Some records
(begin)
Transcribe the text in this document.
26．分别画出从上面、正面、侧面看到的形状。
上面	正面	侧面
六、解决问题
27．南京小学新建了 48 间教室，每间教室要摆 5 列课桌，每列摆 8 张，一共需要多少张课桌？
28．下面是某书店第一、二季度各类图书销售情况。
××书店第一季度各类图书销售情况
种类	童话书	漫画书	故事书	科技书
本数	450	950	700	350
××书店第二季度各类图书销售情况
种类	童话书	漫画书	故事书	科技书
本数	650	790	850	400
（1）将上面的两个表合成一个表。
(end)
All the data must be duplicated exactly, with nothing added or removed.

*Correct response*.
Transcribe the text in this document.
26．分别画出从上面、正面、侧面看到的形状。
上面	正面	侧面
六、解决问题
27．南京小学新建了 48 间教室，每间教室要摆 5 列课桌，每列摆 8 张，一共需要多少张课桌？
28．下面是某书店第一、二季度各类图书销售情况。
××书店第一季度各类图书销售情况
种类	童话书	漫画书	故事书	科技书
本数	450	950	700	350
××书店第二季度各类图书销售情况
种类	童话书	漫画书	故事书	科技书
本数	650	790	850	400
（1）将上面的两个表合成一个表。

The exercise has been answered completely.